*TASK*.
Go through the lines below. Copy those with "Dunedin".

Items from a data source

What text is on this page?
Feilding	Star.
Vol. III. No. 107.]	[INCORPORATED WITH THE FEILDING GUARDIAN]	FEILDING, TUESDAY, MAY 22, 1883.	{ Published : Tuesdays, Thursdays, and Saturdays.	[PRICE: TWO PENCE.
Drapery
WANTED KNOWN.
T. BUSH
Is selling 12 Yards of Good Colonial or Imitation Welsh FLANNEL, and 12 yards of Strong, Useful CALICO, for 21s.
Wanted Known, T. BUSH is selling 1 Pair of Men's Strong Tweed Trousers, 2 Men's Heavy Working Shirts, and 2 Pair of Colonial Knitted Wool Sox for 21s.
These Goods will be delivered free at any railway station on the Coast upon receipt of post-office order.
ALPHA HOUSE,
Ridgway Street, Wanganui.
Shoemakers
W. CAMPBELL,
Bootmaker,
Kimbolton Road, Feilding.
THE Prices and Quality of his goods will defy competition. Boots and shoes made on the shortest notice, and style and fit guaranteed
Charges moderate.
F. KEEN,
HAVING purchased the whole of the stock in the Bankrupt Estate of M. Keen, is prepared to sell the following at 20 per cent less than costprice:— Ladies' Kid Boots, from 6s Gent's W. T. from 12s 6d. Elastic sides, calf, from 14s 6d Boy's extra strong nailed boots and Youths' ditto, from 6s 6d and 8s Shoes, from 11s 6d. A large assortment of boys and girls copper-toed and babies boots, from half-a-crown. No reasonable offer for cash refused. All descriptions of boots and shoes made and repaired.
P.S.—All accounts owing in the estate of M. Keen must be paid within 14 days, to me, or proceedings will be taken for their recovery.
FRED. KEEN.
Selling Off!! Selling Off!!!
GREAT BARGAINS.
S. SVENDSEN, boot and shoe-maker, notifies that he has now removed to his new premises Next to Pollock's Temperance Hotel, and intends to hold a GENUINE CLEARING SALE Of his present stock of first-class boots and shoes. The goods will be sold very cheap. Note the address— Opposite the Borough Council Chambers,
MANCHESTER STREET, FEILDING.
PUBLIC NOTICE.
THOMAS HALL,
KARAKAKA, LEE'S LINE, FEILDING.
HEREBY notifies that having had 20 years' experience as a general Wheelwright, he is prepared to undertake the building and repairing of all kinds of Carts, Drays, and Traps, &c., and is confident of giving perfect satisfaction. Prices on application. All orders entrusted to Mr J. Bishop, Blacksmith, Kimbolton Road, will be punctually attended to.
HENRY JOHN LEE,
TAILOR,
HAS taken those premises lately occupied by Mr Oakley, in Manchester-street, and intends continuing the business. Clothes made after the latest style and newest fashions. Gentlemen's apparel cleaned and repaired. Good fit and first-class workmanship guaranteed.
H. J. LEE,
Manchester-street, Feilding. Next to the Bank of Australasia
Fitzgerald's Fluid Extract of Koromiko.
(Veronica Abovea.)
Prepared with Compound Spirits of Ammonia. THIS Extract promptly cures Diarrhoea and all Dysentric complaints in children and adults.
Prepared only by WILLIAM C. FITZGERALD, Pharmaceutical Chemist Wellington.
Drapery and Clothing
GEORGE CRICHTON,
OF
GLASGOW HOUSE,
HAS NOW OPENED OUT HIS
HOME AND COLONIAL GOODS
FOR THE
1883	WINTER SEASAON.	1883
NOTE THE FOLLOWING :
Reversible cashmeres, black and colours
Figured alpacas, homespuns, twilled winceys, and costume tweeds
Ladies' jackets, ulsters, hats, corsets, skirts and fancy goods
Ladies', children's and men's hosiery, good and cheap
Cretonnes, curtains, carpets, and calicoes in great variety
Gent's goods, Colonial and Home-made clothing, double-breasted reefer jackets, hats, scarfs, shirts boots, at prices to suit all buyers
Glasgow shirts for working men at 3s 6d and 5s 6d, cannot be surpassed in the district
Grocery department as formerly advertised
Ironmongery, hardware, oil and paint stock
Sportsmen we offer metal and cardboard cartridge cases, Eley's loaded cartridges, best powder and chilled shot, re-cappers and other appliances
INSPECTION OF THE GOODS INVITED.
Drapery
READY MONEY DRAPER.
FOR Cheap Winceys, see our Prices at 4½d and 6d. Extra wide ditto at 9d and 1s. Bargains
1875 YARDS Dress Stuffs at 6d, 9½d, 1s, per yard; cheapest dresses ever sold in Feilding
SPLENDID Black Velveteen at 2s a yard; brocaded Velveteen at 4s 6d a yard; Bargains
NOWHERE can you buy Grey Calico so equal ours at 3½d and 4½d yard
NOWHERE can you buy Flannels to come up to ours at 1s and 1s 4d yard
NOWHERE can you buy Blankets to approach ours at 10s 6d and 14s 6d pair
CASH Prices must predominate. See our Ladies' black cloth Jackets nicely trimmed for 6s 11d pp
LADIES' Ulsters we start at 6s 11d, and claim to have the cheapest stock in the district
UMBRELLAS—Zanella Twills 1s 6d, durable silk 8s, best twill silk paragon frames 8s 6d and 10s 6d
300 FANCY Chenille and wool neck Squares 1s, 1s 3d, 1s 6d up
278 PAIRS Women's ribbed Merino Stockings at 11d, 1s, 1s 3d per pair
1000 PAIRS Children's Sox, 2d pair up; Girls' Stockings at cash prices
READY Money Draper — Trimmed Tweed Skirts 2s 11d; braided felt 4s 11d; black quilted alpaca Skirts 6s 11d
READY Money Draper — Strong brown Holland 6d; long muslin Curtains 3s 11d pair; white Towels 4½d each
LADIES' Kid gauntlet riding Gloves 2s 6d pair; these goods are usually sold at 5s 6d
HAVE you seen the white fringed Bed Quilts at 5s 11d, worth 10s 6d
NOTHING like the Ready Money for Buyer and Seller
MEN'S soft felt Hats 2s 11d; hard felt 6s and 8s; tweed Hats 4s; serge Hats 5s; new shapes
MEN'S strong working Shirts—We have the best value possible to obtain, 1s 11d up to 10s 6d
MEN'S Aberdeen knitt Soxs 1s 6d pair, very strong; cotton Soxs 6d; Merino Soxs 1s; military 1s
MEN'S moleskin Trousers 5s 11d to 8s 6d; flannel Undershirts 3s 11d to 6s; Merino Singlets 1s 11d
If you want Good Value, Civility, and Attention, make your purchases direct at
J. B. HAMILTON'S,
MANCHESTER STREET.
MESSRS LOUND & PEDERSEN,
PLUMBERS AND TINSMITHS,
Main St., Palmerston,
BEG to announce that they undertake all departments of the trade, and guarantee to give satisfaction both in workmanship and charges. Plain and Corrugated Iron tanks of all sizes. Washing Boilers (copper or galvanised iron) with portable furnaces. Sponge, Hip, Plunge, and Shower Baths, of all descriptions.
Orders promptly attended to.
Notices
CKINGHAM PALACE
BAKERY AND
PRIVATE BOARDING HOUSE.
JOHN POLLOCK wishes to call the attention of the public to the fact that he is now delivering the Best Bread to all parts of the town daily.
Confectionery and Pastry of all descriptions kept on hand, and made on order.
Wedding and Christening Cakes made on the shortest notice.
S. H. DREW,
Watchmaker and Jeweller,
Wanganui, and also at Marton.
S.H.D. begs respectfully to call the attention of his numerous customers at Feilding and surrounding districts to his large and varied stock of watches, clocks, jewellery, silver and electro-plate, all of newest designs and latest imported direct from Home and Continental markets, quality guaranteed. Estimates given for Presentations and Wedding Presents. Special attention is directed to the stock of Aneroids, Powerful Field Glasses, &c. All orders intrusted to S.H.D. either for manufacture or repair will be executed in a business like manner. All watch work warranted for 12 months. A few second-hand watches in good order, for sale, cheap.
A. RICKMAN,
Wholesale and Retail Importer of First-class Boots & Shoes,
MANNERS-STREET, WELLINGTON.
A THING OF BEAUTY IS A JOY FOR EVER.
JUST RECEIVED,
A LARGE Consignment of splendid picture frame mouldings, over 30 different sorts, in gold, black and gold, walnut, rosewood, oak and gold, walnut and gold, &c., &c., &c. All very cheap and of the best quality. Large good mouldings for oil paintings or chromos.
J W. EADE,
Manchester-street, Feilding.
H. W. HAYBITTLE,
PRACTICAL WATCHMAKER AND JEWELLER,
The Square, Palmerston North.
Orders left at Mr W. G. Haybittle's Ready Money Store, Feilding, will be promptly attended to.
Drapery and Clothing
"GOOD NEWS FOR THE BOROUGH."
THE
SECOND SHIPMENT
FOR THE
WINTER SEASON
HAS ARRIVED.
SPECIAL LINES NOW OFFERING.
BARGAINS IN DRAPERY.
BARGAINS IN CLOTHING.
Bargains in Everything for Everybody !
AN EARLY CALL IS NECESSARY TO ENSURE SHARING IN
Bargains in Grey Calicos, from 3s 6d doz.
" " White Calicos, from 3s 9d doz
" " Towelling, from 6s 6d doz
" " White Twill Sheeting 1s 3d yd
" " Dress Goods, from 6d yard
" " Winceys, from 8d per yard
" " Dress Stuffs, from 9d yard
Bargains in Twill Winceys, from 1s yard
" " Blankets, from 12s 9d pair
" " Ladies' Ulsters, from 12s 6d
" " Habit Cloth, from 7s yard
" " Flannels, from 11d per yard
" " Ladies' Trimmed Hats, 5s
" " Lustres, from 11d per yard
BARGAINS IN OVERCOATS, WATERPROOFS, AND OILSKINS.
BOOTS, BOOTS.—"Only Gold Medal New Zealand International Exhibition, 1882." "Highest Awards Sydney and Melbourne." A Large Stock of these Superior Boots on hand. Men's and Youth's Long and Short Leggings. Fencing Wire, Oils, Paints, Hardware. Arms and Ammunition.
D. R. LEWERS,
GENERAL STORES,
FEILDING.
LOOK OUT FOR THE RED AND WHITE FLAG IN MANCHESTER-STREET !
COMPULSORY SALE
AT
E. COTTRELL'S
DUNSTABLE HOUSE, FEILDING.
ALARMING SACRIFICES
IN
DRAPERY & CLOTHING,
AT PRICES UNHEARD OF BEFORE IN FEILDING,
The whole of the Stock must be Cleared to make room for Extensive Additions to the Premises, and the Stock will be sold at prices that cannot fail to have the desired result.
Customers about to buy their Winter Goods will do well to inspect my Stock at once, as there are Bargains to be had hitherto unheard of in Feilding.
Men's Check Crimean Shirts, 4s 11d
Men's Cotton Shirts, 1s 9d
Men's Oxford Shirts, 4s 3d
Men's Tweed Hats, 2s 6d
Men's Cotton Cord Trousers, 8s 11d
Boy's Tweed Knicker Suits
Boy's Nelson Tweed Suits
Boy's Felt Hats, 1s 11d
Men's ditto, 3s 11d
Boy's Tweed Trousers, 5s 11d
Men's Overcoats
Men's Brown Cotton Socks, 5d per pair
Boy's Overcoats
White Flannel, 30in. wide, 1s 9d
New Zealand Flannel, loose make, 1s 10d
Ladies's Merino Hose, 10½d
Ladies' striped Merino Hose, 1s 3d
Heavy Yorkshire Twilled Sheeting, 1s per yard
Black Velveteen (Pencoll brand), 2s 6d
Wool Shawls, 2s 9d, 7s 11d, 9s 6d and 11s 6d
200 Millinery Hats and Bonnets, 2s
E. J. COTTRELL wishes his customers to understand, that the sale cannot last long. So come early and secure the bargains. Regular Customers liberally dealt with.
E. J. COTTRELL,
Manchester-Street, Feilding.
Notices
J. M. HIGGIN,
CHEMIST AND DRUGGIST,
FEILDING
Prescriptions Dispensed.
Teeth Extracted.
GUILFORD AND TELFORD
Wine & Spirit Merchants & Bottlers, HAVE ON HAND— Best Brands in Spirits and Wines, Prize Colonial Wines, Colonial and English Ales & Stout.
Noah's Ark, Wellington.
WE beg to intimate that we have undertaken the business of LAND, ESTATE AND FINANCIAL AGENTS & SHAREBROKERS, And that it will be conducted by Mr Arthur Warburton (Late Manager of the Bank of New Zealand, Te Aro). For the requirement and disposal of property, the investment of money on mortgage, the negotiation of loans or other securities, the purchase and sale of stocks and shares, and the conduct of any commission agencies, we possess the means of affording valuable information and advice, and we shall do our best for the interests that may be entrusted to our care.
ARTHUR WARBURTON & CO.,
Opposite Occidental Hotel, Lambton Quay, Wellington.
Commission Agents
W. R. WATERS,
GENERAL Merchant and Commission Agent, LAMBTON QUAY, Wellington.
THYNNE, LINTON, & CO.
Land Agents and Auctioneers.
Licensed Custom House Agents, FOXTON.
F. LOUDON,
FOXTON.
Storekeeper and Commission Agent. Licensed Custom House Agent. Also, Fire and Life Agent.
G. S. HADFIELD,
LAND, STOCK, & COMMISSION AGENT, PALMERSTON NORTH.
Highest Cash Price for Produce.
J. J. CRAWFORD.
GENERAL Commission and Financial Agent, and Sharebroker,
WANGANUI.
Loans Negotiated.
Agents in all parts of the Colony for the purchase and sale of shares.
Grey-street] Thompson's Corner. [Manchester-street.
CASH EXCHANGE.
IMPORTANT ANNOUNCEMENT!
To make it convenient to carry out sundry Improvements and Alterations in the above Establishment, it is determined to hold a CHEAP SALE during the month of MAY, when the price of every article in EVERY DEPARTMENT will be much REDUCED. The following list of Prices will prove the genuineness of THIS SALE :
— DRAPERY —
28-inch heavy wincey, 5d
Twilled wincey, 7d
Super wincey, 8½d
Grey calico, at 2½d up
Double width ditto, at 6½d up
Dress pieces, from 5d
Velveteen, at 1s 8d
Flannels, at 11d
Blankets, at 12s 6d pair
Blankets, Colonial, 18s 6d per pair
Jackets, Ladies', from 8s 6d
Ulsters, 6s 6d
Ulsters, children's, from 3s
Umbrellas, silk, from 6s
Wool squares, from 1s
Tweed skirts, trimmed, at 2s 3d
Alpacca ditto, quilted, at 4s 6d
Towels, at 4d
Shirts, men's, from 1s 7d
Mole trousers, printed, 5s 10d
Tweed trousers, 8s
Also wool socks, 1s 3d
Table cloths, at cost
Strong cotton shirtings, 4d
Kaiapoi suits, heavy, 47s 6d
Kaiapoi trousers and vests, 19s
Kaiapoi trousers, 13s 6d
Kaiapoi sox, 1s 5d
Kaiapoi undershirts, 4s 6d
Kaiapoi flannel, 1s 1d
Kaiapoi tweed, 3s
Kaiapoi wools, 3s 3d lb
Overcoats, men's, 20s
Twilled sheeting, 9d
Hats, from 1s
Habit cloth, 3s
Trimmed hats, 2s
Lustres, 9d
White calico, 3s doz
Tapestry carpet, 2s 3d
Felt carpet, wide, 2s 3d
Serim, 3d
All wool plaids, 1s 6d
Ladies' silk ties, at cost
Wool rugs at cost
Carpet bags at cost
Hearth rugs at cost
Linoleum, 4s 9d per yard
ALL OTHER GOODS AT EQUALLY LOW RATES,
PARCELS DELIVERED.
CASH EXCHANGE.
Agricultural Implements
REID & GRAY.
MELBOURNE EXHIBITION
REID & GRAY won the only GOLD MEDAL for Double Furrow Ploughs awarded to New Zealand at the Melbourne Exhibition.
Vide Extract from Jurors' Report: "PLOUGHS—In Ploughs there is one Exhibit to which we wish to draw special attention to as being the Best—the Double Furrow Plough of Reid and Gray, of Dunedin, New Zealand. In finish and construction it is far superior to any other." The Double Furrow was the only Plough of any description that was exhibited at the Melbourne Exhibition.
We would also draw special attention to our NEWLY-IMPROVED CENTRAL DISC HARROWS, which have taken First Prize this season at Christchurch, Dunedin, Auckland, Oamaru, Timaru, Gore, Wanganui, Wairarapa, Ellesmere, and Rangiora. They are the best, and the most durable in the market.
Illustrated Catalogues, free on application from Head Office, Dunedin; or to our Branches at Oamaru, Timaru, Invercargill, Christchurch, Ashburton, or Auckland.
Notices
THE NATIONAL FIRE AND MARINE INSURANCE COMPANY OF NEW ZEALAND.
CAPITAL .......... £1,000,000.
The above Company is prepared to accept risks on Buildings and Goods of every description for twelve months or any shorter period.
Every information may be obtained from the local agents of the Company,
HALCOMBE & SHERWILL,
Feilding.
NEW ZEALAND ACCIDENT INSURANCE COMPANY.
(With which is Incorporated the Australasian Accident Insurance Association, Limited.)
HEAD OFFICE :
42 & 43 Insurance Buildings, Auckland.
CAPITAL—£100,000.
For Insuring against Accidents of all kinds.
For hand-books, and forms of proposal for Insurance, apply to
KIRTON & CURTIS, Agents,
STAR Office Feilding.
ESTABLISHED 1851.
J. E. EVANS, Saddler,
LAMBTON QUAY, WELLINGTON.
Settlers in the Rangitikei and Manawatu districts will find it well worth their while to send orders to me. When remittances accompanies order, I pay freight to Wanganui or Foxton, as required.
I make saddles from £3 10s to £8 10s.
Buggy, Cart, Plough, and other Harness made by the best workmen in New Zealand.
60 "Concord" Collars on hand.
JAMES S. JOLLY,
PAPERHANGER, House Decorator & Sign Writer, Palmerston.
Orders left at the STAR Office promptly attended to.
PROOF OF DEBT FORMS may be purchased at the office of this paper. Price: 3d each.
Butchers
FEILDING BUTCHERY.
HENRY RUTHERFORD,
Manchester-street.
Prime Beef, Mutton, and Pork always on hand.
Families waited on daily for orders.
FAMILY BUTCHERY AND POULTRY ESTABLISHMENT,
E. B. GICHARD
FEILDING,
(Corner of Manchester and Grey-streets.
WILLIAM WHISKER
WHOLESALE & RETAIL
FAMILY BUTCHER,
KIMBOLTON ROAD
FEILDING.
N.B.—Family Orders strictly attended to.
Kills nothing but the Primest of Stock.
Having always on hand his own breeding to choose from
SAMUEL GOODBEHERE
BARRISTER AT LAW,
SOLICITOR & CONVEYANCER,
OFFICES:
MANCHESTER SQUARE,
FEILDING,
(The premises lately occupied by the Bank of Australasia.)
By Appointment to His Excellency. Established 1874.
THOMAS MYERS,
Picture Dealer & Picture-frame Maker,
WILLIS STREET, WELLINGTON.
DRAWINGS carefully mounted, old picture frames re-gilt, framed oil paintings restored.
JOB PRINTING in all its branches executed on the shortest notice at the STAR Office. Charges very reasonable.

*EXPECTED ANSWER*.
Vide Extract from Jurors' Report: "PLOUGHS—In Ploughs there is one Exhibit to which we wish to draw special attention to as being the Best—the Double Furrow Plough of Reid and Gray, of Dunedin, New Zealand. In finish and construction it is far superior to any other." The Double Furrow was the only Plough of any description that was exhibited at the Melbourne Exhibition.
We would also draw special attention to our NEWLY-IMPROVED CENTRAL DISC HARROWS, which have taken First Prize this season at Christchurch, Dunedin, Auckland, Oamaru, Timaru, Gore, Wanganui, Wairarapa, Ellesmere, and Rangiora. They are the best, and the most durable in the market.
Illustrated Catalogues, free on application from Head Office, Dunedin; or to our Branches at Oamaru, Timaru, Invercargill, Christchurch, Ashburton, or Auckland.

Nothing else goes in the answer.